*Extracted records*

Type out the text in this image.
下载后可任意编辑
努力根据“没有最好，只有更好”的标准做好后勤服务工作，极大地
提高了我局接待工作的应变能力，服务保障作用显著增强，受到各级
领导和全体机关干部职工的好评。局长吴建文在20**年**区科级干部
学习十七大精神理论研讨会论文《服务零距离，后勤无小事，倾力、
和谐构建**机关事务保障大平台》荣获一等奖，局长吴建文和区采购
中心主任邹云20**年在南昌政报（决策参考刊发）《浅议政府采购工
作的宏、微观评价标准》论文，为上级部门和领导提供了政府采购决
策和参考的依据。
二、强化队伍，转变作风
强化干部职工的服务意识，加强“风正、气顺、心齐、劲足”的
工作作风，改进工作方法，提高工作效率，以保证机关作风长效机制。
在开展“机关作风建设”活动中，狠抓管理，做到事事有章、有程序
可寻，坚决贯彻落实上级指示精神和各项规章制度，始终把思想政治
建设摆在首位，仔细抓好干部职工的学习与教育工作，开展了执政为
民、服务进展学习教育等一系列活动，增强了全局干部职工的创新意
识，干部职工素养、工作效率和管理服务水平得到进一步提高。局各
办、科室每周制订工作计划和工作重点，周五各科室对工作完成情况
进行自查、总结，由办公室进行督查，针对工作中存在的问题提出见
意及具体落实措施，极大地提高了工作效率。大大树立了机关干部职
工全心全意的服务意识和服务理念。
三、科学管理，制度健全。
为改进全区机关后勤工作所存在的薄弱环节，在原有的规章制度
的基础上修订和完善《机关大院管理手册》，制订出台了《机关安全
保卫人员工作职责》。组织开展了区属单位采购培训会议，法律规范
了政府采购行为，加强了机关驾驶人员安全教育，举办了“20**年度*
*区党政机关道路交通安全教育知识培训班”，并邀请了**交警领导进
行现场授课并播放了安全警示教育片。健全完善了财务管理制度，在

*Goal*
Retype the material in full. Each word must match.

*Complete answer*
Type out the text in this image.
下载后可任意编辑
努力根据“没有最好，只有更好”的标准做好后勤服务工作，极大地
提高了我局接待工作的应变能力，服务保障作用显著增强，受到各级
领导和全体机关干部职工的好评。局长吴建文在20**年**区科级干部
学习十七大精神理论研讨会论文《服务零距离，后勤无小事，倾力、
和谐构建**机关事务保障大平台》荣获一等奖，局长吴建文和区采购
中心主任邹云20**年在南昌政报（决策参考刊发）《浅议政府采购工
作的宏、微观评价标准》论文，为上级部门和领导提供了政府采购决
策和参考的依据。
二、强化队伍，转变作风
强化干部职工的服务意识，加强“风正、气顺、心齐、劲足”的
工作作风，改进工作方法，提高工作效率，以保证机关作风长效机制。
在开展“机关作风建设”活动中，狠抓管理，做到事事有章、有程序
可寻，坚决贯彻落实上级指示精神和各项规章制度，始终把思想政治
建设摆在首位，仔细抓好干部职工的学习与教育工作，开展了执政为
民、服务进展学习教育等一系列活动，增强了全局干部职工的创新意
识，干部职工素养、工作效率和管理服务水平得到进一步提高。局各
办、科室每周制订工作计划和工作重点，周五各科室对工作完成情况
进行自查、总结，由办公室进行督查，针对工作中存在的问题提出见
意及具体落实措施，极大地提高了工作效率。大大树立了机关干部职
工全心全意的服务意识和服务理念。
三、科学管理，制度健全。
为改进全区机关后勤工作所存在的薄弱环节，在原有的规章制度
的基础上修订和完善《机关大院管理手册》，制订出台了《机关安全
保卫人员工作职责》。组织开展了区属单位采购培训会议，法律规范
了政府采购行为，加强了机关驾驶人员安全教育，举办了“20**年度*
*区党政机关道路交通安全教育知识培训班”，并邀请了**交警领导进
行现场授课并播放了安全警示教育片。健全完善了财务管理制度，在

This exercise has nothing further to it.